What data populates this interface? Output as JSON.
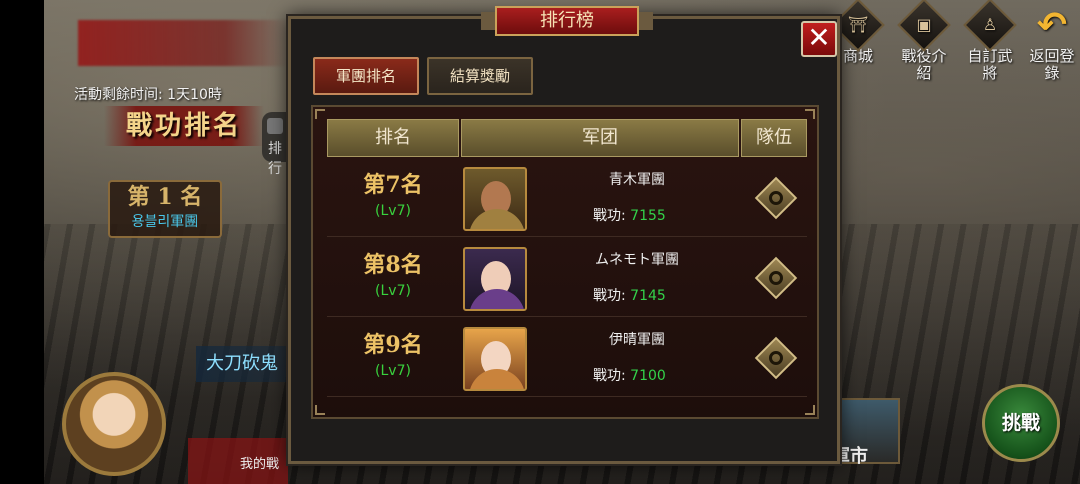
{
  "event": {
    "timer_text": "活動剩餘时间: 1天10時",
    "title": "戰功排名",
    "rank_tab_partial": "排行",
    "first_place_rank": "第 1 名",
    "first_place_name": "용블리軍團",
    "general_label": "大刀砍鬼",
    "my_battle_text": "我的戰"
  },
  "side_menu": {
    "shop": "商城",
    "battle_intro": "戰役介紹",
    "general_tailor": "自訂武將",
    "return": "返回登錄",
    "market": "軍市",
    "challenge": "挑戰"
  },
  "modal": {
    "title": "排行榜",
    "close": "✕",
    "tabs": [
      {
        "label": "軍團排名",
        "active": true
      },
      {
        "label": "結算獎勵",
        "active": false
      }
    ],
    "headers": {
      "rank": "排名",
      "legion": "军团",
      "team": "隊伍"
    },
    "rows": [
      {
        "rank": "第7名",
        "level": "(Lv7)",
        "legion_name": "青木軍團",
        "merit_label": "戰功:",
        "merit_value": "7155"
      },
      {
        "rank": "第8名",
        "level": "(Lv7)",
        "legion_name": "ムネモト軍團",
        "merit_label": "戰功:",
        "merit_value": "7145"
      },
      {
        "rank": "第9名",
        "level": "(Lv7)",
        "legion_name": "伊晴軍團",
        "merit_label": "戰功:",
        "merit_value": "7100"
      }
    ]
  },
  "colors": {
    "accent_gold": "#ecc266",
    "merit_green": "#33d24a",
    "level_green": "#39d23d",
    "title_red": "#a91e1e"
  },
  "icons": [
    "shop-icon",
    "battle-intro-icon",
    "general-icon",
    "return-icon",
    "magnifier-icon",
    "close-icon"
  ]
}
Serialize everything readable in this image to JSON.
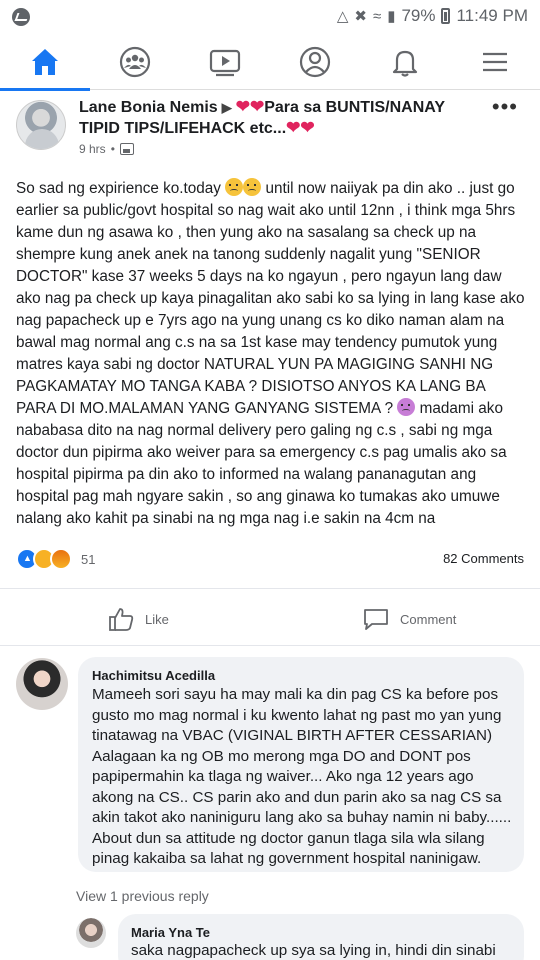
{
  "status_bar": {
    "battery": "79%",
    "time": "11:49 PM"
  },
  "nav": {
    "items": [
      {
        "icon": "home-icon",
        "active": true
      },
      {
        "icon": "groups-icon",
        "active": false
      },
      {
        "icon": "watch-icon",
        "active": false
      },
      {
        "icon": "profile-icon",
        "active": false
      },
      {
        "icon": "bell-icon",
        "active": false
      },
      {
        "icon": "menu-icon",
        "active": false
      }
    ],
    "accent": "#1877f2"
  },
  "post": {
    "author": "Lane Bonia Nemis",
    "group": "Para sa BUNTIS/NANAY TIPID TIPS/LIFEHACK etc...",
    "time": "9 hrs",
    "body_1": "So sad ng expirience ko.today ",
    "body_2": " until now naiiyak pa din ako .. just go earlier sa public/govt hospital so nag wait ako until 12nn , i think mga 5hrs kame dun ng asawa ko , then yung ako na sasalang sa check up na shempre kung anek anek na tanong suddenly nagalit yung \"SENIOR DOCTOR\" kase 37 weeks 5 days na ko ngayun , pero ngayun lang daw ako nag pa check up kaya pinagalitan ako sabi ko sa lying in lang kase ako nag papacheck up e 7yrs ago na yung unang cs ko diko naman alam na bawal mag normal ang c.s na sa 1st kase may tendency pumutok yung matres kaya sabi ng doctor NATURAL YUN PA MAGIGING SANHI NG PAGKAMATAY MO TANGA KABA ? DISIOTSO ANYOS KA LANG BA PARA DI MO.MALAMAN YANG GANYANG SISTEMA ? ",
    "body_3": " madami ako nababasa dito na nag normal delivery pero galing ng c.s , sabi ng mga doctor dun pipirma ako weiver para sa emergency c.s pag umalis ako sa hospital pipirma pa din ako to informed na walang pananagutan ang hospital pag mah ngyare sakin , so ang ginawa ko tumakas ako umuwe nalang ako kahit pa sinabi na ng mga nag i.e sakin na 4cm na",
    "reaction_count": "51",
    "comments_count": "82 Comments",
    "like_label": "Like",
    "comment_label": "Comment"
  },
  "comments": [
    {
      "name": "Hachimitsu Acedilla",
      "text": "Mameeh sori sayu ha may mali ka din pag CS ka before pos gusto mo mag normal i ku kwento lahat ng past mo yan yung tinatawag na VBAC (VIGINAL BIRTH AFTER CESSARIAN) Aalagaan ka ng OB mo merong mga DO and DONT pos papipermahin ka tlaga ng waiver... Ako nga 12 years ago akong na CS.. CS parin ako and dun parin ako sa nag CS sa akin  takot ako naniniguru lang ako sa buhay namin ni baby...... About dun sa attitude ng doctor ganun tlaga sila wla silang pinag kakaiba sa lahat ng government hospital naninigaw."
    },
    {
      "name": "Maria Yna Te",
      "text": "saka nagpapacheck up sya sa lying in, hindi din sinabi"
    }
  ],
  "view_previous": "View 1 previous reply"
}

THE PROBLEM: Print each record exactly as it stands, leaving the images out.

CORRECT RESULT:
What data populates this interface? Output as JSON.
{
  "event": {
    "timer_text": "活動剩餘时间: 1天10時",
    "title": "戰功排名",
    "rank_tab_partial": "排行",
    "first_place_rank": "第 1 名",
    "first_place_name": "용블리軍團",
    "general_label": "大刀砍鬼",
    "my_battle_text": "我的戰"
  },
  "side_menu": {
    "shop": "商城",
    "battle_intro": "戰役介紹",
    "general_tailor": "自訂武將",
    "return": "返回登錄",
    "market": "軍市",
    "challenge": "挑戰"
  },
  "modal": {
    "title": "排行榜",
    "close": "✕",
    "tabs": [
      {
        "label": "軍團排名",
        "active": true
      },
      {
        "label": "結算獎勵",
        "active": false
      }
    ],
    "headers": {
      "rank": "排名",
      "legion": "军团",
      "team": "隊伍"
    },
    "rows": [
      {
        "rank": "第7名",
        "level": "(Lv7)",
        "legion_name": "青木軍團",
        "merit_label": "戰功:",
        "merit_value": "7155"
      },
      {
        "rank": "第8名",
        "level": "(Lv7)",
        "legion_name": "ムネモト軍團",
        "merit_label": "戰功:",
        "merit_value": "7145"
      },
      {
        "rank": "第9名",
        "level": "(Lv7)",
        "legion_name": "伊晴軍團",
        "merit_label": "戰功:",
        "merit_value": "7100"
      }
    ]
  },
  "colors": {
    "accent_gold": "#ecc266",
    "merit_green": "#33d24a",
    "level_green": "#39d23d",
    "title_red": "#a91e1e"
  },
  "icons": [
    "shop-icon",
    "battle-intro-icon",
    "general-icon",
    "return-icon",
    "magnifier-icon",
    "close-icon"
  ]
}
Serialize everything readable in this image to JSON.
{
  "status_bar": {
    "battery": "79%",
    "time": "11:49 PM"
  },
  "nav": {
    "items": [
      {
        "icon": "home-icon",
        "active": true
      },
      {
        "icon": "groups-icon",
        "active": false
      },
      {
        "icon": "watch-icon",
        "active": false
      },
      {
        "icon": "profile-icon",
        "active": false
      },
      {
        "icon": "bell-icon",
        "active": false
      },
      {
        "icon": "menu-icon",
        "active": false
      }
    ],
    "accent": "#1877f2"
  },
  "post": {
    "author": "Lane Bonia Nemis",
    "group": "Para sa BUNTIS/NANAY TIPID TIPS/LIFEHACK etc...",
    "time": "9 hrs",
    "body_1": "So sad ng expirience ko.today ",
    "body_2": " until now naiiyak pa din ako .. just go earlier sa public/govt hospital so nag wait ako until 12nn , i think mga 5hrs kame dun ng asawa ko , then yung ako na sasalang sa check up na shempre kung anek anek na tanong suddenly nagalit yung \"SENIOR DOCTOR\" kase 37 weeks 5 days na ko ngayun , pero ngayun lang daw ako nag pa check up kaya pinagalitan ako sabi ko sa lying in lang kase ako nag papacheck up e 7yrs ago na yung unang cs ko diko naman alam na bawal mag normal ang c.s na sa 1st kase may tendency pumutok yung matres kaya sabi ng doctor NATURAL YUN PA MAGIGING SANHI NG PAGKAMATAY MO TANGA KABA ? DISIOTSO ANYOS KA LANG BA PARA DI MO.MALAMAN YANG GANYANG SISTEMA ? ",
    "body_3": " madami ako nababasa dito na nag normal delivery pero galing ng c.s , sabi ng mga doctor dun pipirma ako weiver para sa emergency c.s pag umalis ako sa hospital pipirma pa din ako to informed na walang pananagutan ang hospital pag mah ngyare sakin , so ang ginawa ko tumakas ako umuwe nalang ako kahit pa sinabi na ng mga nag i.e sakin na 4cm na",
    "reaction_count": "51",
    "comments_count": "82 Comments",
    "like_label": "Like",
    "comment_label": "Comment"
  },
  "comments": [
    {
      "name": "Hachimitsu Acedilla",
      "text": "Mameeh sori sayu ha may mali ka din pag CS ka before pos gusto mo mag normal i ku kwento lahat ng past mo yan yung tinatawag na VBAC (VIGINAL BIRTH AFTER CESSARIAN) Aalagaan ka ng OB mo merong mga DO and DONT pos papipermahin ka tlaga ng waiver... Ako nga 12 years ago akong na CS.. CS parin ako and dun parin ako sa nag CS sa akin  takot ako naniniguru lang ako sa buhay namin ni baby...... About dun sa attitude ng doctor ganun tlaga sila wla silang pinag kakaiba sa lahat ng government hospital naninigaw."
    },
    {
      "name": "Maria Yna Te",
      "text": "saka nagpapacheck up sya sa lying in, hindi din sinabi"
    }
  ],
  "view_previous": "View 1 previous reply"
}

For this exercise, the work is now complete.